◆ **DESCRIPTION OF THE TASK**
Gather, from the data below, each line in which the word "header" occurs.

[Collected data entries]
__________________________________________________
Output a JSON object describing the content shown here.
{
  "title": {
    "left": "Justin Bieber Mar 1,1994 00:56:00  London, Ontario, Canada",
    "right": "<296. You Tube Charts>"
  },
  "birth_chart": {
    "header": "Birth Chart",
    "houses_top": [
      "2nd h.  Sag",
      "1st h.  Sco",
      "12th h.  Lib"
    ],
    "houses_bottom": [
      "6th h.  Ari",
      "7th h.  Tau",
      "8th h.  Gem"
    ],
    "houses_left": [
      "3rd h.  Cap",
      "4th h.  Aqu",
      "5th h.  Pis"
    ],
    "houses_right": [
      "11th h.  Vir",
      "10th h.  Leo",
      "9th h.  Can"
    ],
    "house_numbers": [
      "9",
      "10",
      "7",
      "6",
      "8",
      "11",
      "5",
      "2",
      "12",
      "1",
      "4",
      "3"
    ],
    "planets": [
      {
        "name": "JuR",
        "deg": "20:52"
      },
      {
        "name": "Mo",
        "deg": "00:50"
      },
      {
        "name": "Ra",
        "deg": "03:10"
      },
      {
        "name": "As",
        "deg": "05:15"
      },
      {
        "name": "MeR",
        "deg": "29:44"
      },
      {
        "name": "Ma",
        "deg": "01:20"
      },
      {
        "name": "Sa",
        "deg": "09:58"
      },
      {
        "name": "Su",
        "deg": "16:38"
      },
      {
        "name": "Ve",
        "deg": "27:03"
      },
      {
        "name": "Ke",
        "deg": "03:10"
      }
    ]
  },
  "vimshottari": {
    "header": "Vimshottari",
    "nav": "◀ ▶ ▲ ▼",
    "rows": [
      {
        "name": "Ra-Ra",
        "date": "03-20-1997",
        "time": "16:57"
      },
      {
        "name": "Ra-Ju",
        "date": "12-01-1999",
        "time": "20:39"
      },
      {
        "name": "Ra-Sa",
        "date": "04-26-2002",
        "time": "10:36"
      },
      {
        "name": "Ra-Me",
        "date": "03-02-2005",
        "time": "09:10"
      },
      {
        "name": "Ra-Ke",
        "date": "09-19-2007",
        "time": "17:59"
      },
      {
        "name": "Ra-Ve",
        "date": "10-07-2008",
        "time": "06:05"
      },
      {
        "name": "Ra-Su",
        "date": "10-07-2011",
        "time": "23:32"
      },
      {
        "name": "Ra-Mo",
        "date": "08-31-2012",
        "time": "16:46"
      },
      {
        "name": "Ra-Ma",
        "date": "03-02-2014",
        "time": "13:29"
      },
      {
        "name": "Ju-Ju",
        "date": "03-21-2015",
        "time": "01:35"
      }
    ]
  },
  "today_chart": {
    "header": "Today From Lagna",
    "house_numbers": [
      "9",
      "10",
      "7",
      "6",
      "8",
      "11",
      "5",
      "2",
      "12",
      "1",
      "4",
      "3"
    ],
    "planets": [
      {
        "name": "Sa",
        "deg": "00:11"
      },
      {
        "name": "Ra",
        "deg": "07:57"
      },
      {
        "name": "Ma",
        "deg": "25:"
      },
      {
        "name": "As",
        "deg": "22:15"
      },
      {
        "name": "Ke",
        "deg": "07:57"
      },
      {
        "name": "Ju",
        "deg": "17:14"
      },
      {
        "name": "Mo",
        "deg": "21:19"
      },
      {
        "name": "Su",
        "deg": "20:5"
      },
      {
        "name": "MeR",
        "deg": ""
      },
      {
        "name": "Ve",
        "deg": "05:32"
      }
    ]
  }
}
__________________________________________________
◆ **EXERCISE SOLUTION**
    "header": "Birth Chart",
    "header": "Vimshottari",
    "header": "Today From Lagna",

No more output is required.